RECORD LIST ->
+---+

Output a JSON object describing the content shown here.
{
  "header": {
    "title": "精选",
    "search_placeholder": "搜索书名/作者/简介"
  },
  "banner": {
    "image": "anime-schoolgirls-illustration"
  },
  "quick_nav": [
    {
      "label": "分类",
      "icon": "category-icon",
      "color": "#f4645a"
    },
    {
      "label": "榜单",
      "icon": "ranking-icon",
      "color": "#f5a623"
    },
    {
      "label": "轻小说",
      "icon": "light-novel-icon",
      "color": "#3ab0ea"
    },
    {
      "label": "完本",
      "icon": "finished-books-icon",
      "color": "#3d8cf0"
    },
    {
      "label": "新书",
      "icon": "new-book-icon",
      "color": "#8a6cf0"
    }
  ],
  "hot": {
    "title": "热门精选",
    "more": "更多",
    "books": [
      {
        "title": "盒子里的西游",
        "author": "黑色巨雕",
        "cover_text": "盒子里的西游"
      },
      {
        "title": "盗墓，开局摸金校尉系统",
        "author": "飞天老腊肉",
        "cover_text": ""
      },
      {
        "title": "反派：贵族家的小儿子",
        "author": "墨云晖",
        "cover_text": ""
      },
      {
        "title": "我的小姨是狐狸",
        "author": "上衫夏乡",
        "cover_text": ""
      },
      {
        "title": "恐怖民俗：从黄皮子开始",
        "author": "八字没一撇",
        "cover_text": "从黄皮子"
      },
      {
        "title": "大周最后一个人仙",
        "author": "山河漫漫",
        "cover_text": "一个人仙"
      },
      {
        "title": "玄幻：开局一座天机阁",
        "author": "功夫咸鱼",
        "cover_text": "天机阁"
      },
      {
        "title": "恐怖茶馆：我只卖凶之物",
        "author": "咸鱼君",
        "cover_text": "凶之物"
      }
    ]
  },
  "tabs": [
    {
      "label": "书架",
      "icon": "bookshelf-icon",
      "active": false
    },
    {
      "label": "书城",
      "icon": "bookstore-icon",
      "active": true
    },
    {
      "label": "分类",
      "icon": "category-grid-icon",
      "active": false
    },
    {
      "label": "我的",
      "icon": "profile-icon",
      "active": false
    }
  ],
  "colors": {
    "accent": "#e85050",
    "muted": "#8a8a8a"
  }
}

+---+

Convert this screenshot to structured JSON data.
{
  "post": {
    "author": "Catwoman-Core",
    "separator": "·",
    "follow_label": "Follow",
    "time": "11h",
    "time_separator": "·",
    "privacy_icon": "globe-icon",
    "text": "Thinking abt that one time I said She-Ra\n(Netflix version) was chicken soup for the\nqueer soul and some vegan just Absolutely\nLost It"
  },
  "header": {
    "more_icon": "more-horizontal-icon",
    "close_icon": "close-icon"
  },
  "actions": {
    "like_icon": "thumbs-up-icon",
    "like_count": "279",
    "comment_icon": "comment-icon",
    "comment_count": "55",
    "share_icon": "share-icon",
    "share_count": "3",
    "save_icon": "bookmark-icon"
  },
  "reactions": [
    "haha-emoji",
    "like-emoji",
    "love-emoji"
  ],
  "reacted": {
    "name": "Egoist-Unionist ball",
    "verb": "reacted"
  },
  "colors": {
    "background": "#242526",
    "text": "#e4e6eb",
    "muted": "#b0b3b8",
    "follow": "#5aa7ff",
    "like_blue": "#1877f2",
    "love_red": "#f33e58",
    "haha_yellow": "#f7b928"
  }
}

+---+

TO BE DONE -> Examine the records and pull out every line where the string "more" occurs.

FINAL RESULT ->
    "more": "更多",
    "more_icon": "more-horizontal-icon",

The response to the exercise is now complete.